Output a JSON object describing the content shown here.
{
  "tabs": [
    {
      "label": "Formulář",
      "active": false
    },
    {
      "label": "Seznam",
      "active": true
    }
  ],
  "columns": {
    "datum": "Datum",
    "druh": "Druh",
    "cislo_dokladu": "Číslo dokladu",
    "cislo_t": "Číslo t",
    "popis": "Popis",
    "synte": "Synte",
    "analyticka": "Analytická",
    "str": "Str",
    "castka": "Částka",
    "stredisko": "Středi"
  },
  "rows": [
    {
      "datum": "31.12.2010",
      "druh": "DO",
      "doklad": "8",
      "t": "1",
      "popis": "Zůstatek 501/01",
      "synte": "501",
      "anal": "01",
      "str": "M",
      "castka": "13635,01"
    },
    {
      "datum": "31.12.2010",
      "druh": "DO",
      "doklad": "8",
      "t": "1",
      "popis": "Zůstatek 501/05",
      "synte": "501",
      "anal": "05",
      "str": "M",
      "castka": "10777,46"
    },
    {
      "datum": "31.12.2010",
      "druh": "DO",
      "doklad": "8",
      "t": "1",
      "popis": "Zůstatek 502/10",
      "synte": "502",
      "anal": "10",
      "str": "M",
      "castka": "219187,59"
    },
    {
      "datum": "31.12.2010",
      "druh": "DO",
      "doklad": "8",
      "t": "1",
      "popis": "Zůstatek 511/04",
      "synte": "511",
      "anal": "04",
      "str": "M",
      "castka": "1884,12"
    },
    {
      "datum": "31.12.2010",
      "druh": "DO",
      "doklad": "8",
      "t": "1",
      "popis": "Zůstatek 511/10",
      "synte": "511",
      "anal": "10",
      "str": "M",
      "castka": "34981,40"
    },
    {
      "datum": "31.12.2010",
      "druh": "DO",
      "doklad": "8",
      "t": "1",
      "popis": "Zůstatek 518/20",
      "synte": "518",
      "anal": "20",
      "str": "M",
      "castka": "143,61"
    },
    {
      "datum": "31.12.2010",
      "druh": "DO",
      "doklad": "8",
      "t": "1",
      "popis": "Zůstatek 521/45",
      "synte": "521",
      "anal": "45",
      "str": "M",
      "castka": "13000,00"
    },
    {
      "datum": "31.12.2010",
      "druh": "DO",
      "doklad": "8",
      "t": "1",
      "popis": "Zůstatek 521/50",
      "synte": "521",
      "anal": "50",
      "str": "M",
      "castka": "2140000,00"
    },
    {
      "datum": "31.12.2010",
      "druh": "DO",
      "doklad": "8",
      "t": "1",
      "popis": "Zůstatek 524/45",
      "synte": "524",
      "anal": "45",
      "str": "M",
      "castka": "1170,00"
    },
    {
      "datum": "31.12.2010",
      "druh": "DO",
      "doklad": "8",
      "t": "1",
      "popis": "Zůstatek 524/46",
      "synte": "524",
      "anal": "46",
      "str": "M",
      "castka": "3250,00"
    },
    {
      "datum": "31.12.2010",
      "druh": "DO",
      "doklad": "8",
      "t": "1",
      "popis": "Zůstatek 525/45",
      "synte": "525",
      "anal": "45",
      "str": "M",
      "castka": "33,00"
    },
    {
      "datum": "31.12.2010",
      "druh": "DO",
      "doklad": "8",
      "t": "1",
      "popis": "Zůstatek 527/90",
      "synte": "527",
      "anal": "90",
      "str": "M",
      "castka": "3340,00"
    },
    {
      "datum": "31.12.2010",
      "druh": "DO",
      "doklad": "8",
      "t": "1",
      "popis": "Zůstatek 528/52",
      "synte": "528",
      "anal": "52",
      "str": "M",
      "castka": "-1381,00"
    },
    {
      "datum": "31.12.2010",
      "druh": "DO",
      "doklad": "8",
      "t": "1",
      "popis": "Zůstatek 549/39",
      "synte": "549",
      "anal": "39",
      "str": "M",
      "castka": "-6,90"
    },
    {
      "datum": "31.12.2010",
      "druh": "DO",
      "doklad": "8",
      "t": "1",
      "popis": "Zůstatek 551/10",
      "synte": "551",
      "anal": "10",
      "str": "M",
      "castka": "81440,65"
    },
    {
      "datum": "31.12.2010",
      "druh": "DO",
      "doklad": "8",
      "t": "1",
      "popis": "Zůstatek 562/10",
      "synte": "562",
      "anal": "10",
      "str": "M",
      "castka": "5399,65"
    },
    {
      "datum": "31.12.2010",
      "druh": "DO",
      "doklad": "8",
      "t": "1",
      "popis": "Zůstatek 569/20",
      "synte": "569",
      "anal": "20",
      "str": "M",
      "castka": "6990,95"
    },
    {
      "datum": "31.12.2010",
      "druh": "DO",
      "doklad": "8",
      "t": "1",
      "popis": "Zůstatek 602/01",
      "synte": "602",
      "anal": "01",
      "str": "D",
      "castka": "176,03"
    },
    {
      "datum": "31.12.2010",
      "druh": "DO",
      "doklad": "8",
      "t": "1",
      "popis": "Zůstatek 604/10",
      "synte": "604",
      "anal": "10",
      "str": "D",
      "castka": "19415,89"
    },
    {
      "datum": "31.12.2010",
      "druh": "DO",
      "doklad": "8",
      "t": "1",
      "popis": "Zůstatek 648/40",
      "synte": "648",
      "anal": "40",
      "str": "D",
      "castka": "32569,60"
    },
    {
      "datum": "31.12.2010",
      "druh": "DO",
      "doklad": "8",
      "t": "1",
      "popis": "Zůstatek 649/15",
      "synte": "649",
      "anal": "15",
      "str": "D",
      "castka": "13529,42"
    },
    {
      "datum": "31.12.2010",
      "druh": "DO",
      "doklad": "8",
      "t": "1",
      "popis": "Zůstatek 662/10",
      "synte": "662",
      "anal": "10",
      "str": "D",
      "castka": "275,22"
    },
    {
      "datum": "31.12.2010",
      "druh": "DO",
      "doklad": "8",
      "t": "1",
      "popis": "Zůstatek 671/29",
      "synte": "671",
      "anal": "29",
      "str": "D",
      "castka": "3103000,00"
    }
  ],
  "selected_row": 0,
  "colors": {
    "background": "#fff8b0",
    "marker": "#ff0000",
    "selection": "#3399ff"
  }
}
--------------------------------
Give back all the data exactly as written.

ANSWER BELOW
Output a JSON object describing the content shown here.
{
  "tabs": [
    {
      "label": "Formulář",
      "active": false
    },
    {
      "label": "Seznam",
      "active": true
    }
  ],
  "columns": {
    "datum": "Datum",
    "druh": "Druh",
    "cislo_dokladu": "Číslo dokladu",
    "cislo_t": "Číslo t",
    "popis": "Popis",
    "synte": "Synte",
    "analyticka": "Analytická",
    "str": "Str",
    "castka": "Částka",
    "stredisko": "Středi"
  },
  "rows": [
    {
      "datum": "31.12.2010",
      "druh": "DO",
      "doklad": "8",
      "t": "1",
      "popis": "Zůstatek 501/01",
      "synte": "501",
      "anal": "01",
      "str": "M",
      "castka": "13635,01"
    },
    {
      "datum": "31.12.2010",
      "druh": "DO",
      "doklad": "8",
      "t": "1",
      "popis": "Zůstatek 501/05",
      "synte": "501",
      "anal": "05",
      "str": "M",
      "castka": "10777,46"
    },
    {
      "datum": "31.12.2010",
      "druh": "DO",
      "doklad": "8",
      "t": "1",
      "popis": "Zůstatek 502/10",
      "synte": "502",
      "anal": "10",
      "str": "M",
      "castka": "219187,59"
    },
    {
      "datum": "31.12.2010",
      "druh": "DO",
      "doklad": "8",
      "t": "1",
      "popis": "Zůstatek 511/04",
      "synte": "511",
      "anal": "04",
      "str": "M",
      "castka": "1884,12"
    },
    {
      "datum": "31.12.2010",
      "druh": "DO",
      "doklad": "8",
      "t": "1",
      "popis": "Zůstatek 511/10",
      "synte": "511",
      "anal": "10",
      "str": "M",
      "castka": "34981,40"
    },
    {
      "datum": "31.12.2010",
      "druh": "DO",
      "doklad": "8",
      "t": "1",
      "popis": "Zůstatek 518/20",
      "synte": "518",
      "anal": "20",
      "str": "M",
      "castka": "143,61"
    },
    {
      "datum": "31.12.2010",
      "druh": "DO",
      "doklad": "8",
      "t": "1",
      "popis": "Zůstatek 521/45",
      "synte": "521",
      "anal": "45",
      "str": "M",
      "castka": "13000,00"
    },
    {
      "datum": "31.12.2010",
      "druh": "DO",
      "doklad": "8",
      "t": "1",
      "popis": "Zůstatek 521/50",
      "synte": "521",
      "anal": "50",
      "str": "M",
      "castka": "2140000,00"
    },
    {
      "datum": "31.12.2010",
      "druh": "DO",
      "doklad": "8",
      "t": "1",
      "popis": "Zůstatek 524/45",
      "synte": "524",
      "anal": "45",
      "str": "M",
      "castka": "1170,00"
    },
    {
      "datum": "31.12.2010",
      "druh": "DO",
      "doklad": "8",
      "t": "1",
      "popis": "Zůstatek 524/46",
      "synte": "524",
      "anal": "46",
      "str": "M",
      "castka": "3250,00"
    },
    {
      "datum": "31.12.2010",
      "druh": "DO",
      "doklad": "8",
      "t": "1",
      "popis": "Zůstatek 525/45",
      "synte": "525",
      "anal": "45",
      "str": "M",
      "castka": "33,00"
    },
    {
      "datum": "31.12.2010",
      "druh": "DO",
      "doklad": "8",
      "t": "1",
      "popis": "Zůstatek 527/90",
      "synte": "527",
      "anal": "90",
      "str": "M",
      "castka": "3340,00"
    },
    {
      "datum": "31.12.2010",
      "druh": "DO",
      "doklad": "8",
      "t": "1",
      "popis": "Zůstatek 528/52",
      "synte": "528",
      "anal": "52",
      "str": "M",
      "castka": "-1381,00"
    },
    {
      "datum": "31.12.2010",
      "druh": "DO",
      "doklad": "8",
      "t": "1",
      "popis": "Zůstatek 549/39",
      "synte": "549",
      "anal": "39",
      "str": "M",
      "castka": "-6,90"
    },
    {
      "datum": "31.12.2010",
      "druh": "DO",
      "doklad": "8",
      "t": "1",
      "popis": "Zůstatek 551/10",
      "synte": "551",
      "anal": "10",
      "str": "M",
      "castka": "81440,65"
    },
    {
      "datum": "31.12.2010",
      "druh": "DO",
      "doklad": "8",
      "t": "1",
      "popis": "Zůstatek 562/10",
      "synte": "562",
      "anal": "10",
      "str": "M",
      "castka": "5399,65"
    },
    {
      "datum": "31.12.2010",
      "druh": "DO",
      "doklad": "8",
      "t": "1",
      "popis": "Zůstatek 569/20",
      "synte": "569",
      "anal": "20",
      "str": "M",
      "castka": "6990,95"
    },
    {
      "datum": "31.12.2010",
      "druh": "DO",
      "doklad": "8",
      "t": "1",
      "popis": "Zůstatek 602/01",
      "synte": "602",
      "anal": "01",
      "str": "D",
      "castka": "176,03"
    },
    {
      "datum": "31.12.2010",
      "druh": "DO",
      "doklad": "8",
      "t": "1",
      "popis": "Zůstatek 604/10",
      "synte": "604",
      "anal": "10",
      "str": "D",
      "castka": "19415,89"
    },
    {
      "datum": "31.12.2010",
      "druh": "DO",
      "doklad": "8",
      "t": "1",
      "popis": "Zůstatek 648/40",
      "synte": "648",
      "anal": "40",
      "str": "D",
      "castka": "32569,60"
    },
    {
      "datum": "31.12.2010",
      "druh": "DO",
      "doklad": "8",
      "t": "1",
      "popis": "Zůstatek 649/15",
      "synte": "649",
      "anal": "15",
      "str": "D",
      "castka": "13529,42"
    },
    {
      "datum": "31.12.2010",
      "druh": "DO",
      "doklad": "8",
      "t": "1",
      "popis": "Zůstatek 662/10",
      "synte": "662",
      "anal": "10",
      "str": "D",
      "castka": "275,22"
    },
    {
      "datum": "31.12.2010",
      "druh": "DO",
      "doklad": "8",
      "t": "1",
      "popis": "Zůstatek 671/29",
      "synte": "671",
      "anal": "29",
      "str": "D",
      "castka": "3103000,00"
    }
  ],
  "selected_row": 0,
  "colors": {
    "background": "#fff8b0",
    "marker": "#ff0000",
    "selection": "#3399ff"
  }
}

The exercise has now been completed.